■ Tekstgedeelte
========================

Jean Bourdichon

Uit Wikipedia, de vrije encyclopedie
Hertogin Anna van Bretagne in Gebed, folio 2 recto uit de Grote getijden van Anna van Bretagne

Jean Bourdichon (1456 à 1457 – 1520 à 1521) was een Frans schilder en miniaturist die werkte voor het Franse hof tussen het einde van de 15e en het begin van de 16e eeuw. Hij werd geboren in Tours (niet gedocumenteerd) in 1456 of 1457 en overleed er tussen 1520 en 1521. Hij werd benoemd tot "schilder van de koning" door vier opeenvolgende Franse koningen namelijk: Lodewijk XI, Karel VIII, Lodewijk XII en Frans I. Bourdichon is voornamelijk gekend als miniaturist en zijn belangrijkste werk is het getijdenboek dat hij maakte in opdracht van Anne van Bretagne: de Grote getijden van Anna van Bretagne.[1] Naast de talrijke handschriften die hij verluchtte zijn er ook een aantal schilderijen op paneel aan hem toegeschreven.

========================

■ Gegevenssegment
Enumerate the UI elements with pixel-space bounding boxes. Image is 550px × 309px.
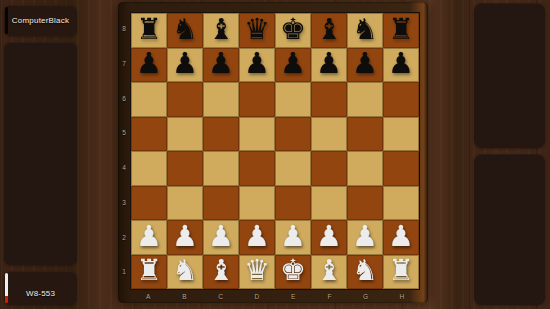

========================

■ Korte opdracht
Herhaal woordelijk het stuk uit de tekst over Jean Bourdichon dat begint bij de woorden met "Jean Bourdichon (1456" en eindigt met "aan hem toegeschreven.". Baseer je uitsluitend op de tekst over Jean Bourdichon.

■ Antwoord
Jean Bourdichon (1456 à 1457 – 1520 à 1521) was een Frans schilder en miniaturist die werkte voor het Franse hof tussen het einde van de 15e en het begin van de 16e eeuw. Hij werd geboren in Tours (niet gedocumenteerd) in 1456 of 1457 en overleed er tussen 1520 en 1521. Hij werd benoemd tot "schilder van de koning" door vier opeenvolgende Franse koningen namelijk: Lodewijk XI, Karel VIII, Lodewijk XII en Frans I. Bourdichon is voornamelijk gekend als miniaturist en zijn belangrijkste werk is het getijdenboek dat hij maakte in opdracht van Anne van Bretagne: de Grote getijden van Anna van Bretagne.[1] Naast de talrijke handschriften die hij verluchtte zijn er ook een aantal schilderijen op paneel aan hem toegeschreven.